Required work
Copy out every line of the rows below word for word.
--- BEGIN Records for this task ---
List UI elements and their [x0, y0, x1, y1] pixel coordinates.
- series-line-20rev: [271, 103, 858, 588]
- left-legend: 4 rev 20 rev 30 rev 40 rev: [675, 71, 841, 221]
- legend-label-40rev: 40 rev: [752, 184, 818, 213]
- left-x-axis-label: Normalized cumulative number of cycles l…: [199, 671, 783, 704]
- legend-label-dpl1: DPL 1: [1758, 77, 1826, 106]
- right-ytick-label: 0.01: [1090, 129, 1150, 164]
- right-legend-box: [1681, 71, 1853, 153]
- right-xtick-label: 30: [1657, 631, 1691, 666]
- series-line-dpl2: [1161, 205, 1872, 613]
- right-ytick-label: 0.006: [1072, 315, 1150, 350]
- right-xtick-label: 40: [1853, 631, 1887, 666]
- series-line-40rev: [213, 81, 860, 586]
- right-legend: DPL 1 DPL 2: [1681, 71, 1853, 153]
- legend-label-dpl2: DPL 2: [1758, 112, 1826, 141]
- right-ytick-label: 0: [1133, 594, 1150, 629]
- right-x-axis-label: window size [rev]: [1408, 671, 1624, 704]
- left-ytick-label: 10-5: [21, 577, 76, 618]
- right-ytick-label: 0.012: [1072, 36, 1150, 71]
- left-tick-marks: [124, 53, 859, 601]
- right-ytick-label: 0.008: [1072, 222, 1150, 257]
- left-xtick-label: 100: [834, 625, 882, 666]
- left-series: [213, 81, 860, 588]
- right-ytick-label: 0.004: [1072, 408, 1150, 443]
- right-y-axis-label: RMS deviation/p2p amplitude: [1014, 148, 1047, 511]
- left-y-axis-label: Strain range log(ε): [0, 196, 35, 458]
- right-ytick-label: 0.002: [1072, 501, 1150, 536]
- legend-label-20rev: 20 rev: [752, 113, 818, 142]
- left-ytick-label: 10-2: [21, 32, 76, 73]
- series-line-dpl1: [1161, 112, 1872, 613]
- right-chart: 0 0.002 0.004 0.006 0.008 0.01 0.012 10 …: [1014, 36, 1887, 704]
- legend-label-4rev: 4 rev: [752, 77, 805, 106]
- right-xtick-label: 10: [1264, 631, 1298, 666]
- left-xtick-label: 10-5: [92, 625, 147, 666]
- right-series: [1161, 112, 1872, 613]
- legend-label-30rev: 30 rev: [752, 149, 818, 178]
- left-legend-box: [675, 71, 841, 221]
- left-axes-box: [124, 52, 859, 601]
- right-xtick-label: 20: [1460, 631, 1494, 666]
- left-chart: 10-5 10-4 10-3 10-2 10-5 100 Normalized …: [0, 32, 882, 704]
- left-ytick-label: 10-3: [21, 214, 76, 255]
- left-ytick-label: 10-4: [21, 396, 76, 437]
--- END Records for this task ---
Result of this exercise
List UI elements and their [x0, y0, x1, y1] pixel coordinates.
- series-line-20rev: [271, 103, 858, 588]
- left-legend: 4 rev 20 rev 30 rev 40 rev: [675, 71, 841, 221]
- legend-label-40rev: 40 rev: [752, 184, 818, 213]
- left-x-axis-label: Normalized cumulative number of cycles l…: [199, 671, 783, 704]
- legend-label-dpl1: DPL 1: [1758, 77, 1826, 106]
- right-ytick-label: 0.01: [1090, 129, 1150, 164]
- right-legend-box: [1681, 71, 1853, 153]
- right-xtick-label: 30: [1657, 631, 1691, 666]
- series-line-dpl2: [1161, 205, 1872, 613]
- right-ytick-label: 0.006: [1072, 315, 1150, 350]
- right-xtick-label: 40: [1853, 631, 1887, 666]
- series-line-40rev: [213, 81, 860, 586]
- right-legend: DPL 1 DPL 2: [1681, 71, 1853, 153]
- legend-label-dpl2: DPL 2: [1758, 112, 1826, 141]
- right-ytick-label: 0: [1133, 594, 1150, 629]
- right-x-axis-label: window size [rev]: [1408, 671, 1624, 704]
- left-ytick-label: 10-5: [21, 577, 76, 618]
- right-ytick-label: 0.012: [1072, 36, 1150, 71]
- left-tick-marks: [124, 53, 859, 601]
- right-ytick-label: 0.008: [1072, 222, 1150, 257]
- left-xtick-label: 100: [834, 625, 882, 666]
- left-series: [213, 81, 860, 588]
- right-ytick-label: 0.004: [1072, 408, 1150, 443]
- right-y-axis-label: RMS deviation/p2p amplitude: [1014, 148, 1047, 511]
- left-y-axis-label: Strain range log(ε): [0, 196, 35, 458]
- right-ytick-label: 0.002: [1072, 501, 1150, 536]
- legend-label-20rev: 20 rev: [752, 113, 818, 142]
- left-ytick-label: 10-2: [21, 32, 76, 73]
- series-line-dpl1: [1161, 112, 1872, 613]
- right-chart: 0 0.002 0.004 0.006 0.008 0.01 0.012 10 …: [1014, 36, 1887, 704]
- legend-label-4rev: 4 rev: [752, 77, 805, 106]
- right-xtick-label: 10: [1264, 631, 1298, 666]
- left-xtick-label: 10-5: [92, 625, 147, 666]
- right-series: [1161, 112, 1872, 613]
- legend-label-30rev: 30 rev: [752, 149, 818, 178]
- left-legend-box: [675, 71, 841, 221]
- left-axes-box: [124, 52, 859, 601]
- right-xtick-label: 20: [1460, 631, 1494, 666]
- left-chart: 10-5 10-4 10-3 10-2 10-5 100 Normalized …: [0, 32, 882, 704]
- left-ytick-label: 10-3: [21, 214, 76, 255]
- left-ytick-label: 10-4: [21, 396, 76, 437]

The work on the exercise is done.